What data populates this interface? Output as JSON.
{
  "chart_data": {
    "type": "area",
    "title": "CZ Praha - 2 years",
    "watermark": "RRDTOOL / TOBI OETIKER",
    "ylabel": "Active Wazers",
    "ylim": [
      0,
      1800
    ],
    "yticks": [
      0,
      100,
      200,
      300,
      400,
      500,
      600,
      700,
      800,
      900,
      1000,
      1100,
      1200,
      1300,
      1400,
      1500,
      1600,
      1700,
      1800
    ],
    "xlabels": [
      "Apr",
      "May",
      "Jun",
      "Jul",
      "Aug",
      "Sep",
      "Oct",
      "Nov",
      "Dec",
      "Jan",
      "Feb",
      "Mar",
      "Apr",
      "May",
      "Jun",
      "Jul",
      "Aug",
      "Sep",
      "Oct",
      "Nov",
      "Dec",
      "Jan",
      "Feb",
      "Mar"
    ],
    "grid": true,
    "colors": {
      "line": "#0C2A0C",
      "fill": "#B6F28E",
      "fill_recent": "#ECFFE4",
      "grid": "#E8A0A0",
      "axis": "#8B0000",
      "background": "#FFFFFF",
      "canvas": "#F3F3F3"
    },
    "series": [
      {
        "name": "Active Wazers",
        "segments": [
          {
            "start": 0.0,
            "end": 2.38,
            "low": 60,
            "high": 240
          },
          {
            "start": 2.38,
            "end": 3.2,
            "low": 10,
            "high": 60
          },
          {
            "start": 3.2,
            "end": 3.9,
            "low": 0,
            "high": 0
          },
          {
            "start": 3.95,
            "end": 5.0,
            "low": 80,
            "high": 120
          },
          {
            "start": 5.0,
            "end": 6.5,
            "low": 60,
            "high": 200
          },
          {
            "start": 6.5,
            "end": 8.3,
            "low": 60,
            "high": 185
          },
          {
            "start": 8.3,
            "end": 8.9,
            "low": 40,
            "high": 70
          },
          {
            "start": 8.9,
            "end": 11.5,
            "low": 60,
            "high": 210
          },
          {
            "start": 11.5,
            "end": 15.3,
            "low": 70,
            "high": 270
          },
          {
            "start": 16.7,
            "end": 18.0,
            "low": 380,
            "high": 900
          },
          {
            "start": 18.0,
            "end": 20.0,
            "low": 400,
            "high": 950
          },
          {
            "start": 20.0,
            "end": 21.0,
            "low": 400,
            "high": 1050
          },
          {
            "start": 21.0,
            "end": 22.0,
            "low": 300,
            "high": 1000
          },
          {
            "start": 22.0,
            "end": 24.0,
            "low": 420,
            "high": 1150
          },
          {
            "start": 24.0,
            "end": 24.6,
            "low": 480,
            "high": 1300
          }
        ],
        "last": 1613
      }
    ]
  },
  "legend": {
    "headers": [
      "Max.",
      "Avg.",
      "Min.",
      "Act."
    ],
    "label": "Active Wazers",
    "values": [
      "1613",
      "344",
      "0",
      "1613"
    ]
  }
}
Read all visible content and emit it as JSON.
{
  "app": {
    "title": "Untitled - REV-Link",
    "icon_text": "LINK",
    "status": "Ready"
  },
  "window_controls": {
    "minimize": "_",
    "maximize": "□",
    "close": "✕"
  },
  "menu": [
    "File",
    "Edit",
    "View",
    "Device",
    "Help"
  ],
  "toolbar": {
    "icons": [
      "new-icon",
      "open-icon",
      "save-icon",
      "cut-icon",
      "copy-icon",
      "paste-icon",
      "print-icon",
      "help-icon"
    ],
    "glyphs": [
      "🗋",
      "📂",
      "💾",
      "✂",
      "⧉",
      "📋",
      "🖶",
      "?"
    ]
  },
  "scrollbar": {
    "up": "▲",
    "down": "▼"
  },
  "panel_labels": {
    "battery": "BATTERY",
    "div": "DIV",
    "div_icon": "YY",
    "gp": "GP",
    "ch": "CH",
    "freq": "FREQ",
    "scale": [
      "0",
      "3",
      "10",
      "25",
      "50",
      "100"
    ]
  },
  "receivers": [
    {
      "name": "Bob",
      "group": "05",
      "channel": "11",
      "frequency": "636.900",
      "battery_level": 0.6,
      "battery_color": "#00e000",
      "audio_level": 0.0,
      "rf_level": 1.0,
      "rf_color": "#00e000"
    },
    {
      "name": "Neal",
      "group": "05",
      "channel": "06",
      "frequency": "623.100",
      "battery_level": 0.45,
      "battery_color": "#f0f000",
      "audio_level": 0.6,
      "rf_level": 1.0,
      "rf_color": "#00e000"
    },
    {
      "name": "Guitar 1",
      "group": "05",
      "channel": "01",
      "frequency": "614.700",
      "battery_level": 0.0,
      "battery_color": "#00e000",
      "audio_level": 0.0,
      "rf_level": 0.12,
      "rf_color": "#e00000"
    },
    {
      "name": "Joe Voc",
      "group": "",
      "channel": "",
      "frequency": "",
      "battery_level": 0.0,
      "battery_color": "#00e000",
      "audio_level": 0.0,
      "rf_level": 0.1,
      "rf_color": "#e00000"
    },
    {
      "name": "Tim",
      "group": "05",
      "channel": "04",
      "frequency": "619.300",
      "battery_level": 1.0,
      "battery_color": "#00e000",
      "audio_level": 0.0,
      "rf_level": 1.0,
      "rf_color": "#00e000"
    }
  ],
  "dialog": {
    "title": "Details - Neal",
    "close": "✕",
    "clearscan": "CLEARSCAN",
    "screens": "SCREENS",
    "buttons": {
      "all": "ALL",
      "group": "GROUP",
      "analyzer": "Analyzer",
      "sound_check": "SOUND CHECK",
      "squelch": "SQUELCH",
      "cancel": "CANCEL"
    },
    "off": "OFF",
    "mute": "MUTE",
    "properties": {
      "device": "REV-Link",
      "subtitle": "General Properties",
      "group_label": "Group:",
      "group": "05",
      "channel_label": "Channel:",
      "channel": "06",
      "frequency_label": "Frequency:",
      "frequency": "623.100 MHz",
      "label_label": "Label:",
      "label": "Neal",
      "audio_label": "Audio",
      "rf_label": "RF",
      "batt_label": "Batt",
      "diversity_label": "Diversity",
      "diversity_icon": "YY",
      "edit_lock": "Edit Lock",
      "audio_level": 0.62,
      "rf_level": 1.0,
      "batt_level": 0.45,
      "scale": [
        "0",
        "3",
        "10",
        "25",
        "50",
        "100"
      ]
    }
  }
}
================================
**WHAT THE EXERCISE ASKS:**
Find all lines with "JSON" in them and copy each one.

**FINISHED EXERCISE:**
What data populates this interface? Output as JSON.
Read all visible content and emit it as JSON.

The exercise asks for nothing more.